Start of LISTED RECORDS

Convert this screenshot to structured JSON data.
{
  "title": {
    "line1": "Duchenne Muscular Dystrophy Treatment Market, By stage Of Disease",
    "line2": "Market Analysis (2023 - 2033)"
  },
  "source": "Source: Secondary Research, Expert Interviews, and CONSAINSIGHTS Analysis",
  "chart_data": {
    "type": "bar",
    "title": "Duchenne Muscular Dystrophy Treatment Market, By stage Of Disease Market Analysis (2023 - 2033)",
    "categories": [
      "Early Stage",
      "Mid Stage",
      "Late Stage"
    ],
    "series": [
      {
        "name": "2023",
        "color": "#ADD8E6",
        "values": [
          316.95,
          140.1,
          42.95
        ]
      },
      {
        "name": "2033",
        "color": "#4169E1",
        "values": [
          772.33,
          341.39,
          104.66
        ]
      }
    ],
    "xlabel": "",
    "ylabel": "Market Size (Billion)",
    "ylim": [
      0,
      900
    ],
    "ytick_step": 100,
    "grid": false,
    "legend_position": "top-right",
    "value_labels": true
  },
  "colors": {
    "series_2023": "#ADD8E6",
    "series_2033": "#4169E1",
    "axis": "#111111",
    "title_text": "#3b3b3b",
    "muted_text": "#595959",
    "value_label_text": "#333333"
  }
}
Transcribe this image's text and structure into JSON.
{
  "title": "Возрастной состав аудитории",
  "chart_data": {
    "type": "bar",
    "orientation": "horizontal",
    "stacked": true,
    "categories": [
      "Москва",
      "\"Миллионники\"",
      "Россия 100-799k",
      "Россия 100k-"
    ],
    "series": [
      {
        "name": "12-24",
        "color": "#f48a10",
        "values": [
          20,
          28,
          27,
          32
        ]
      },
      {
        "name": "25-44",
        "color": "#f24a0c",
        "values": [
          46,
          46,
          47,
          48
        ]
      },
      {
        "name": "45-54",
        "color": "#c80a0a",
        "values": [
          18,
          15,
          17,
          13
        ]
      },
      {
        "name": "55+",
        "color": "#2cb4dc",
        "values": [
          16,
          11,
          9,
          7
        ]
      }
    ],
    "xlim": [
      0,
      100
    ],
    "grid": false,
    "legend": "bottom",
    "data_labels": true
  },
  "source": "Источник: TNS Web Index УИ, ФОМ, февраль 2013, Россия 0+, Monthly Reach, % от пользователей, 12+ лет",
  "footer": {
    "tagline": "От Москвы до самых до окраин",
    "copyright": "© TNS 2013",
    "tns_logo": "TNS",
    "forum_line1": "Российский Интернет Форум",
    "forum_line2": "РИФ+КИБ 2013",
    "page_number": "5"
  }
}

End of LISTED RECORDS

**EXERCISE TASK**
Collect each line of the entries that has the word "Analysis", copying it in full.

**ANSWER TO THE TASK**
    "line2": "Market Analysis (2023 - 2033)"
  "source": "Source: Secondary Research, Expert Interviews, and CONSAINSIGHTS Analysis",
    "title": "Duchenne Muscular Dystrophy Treatment Market, By stage Of Disease Market Analysis (2023 - 2033)",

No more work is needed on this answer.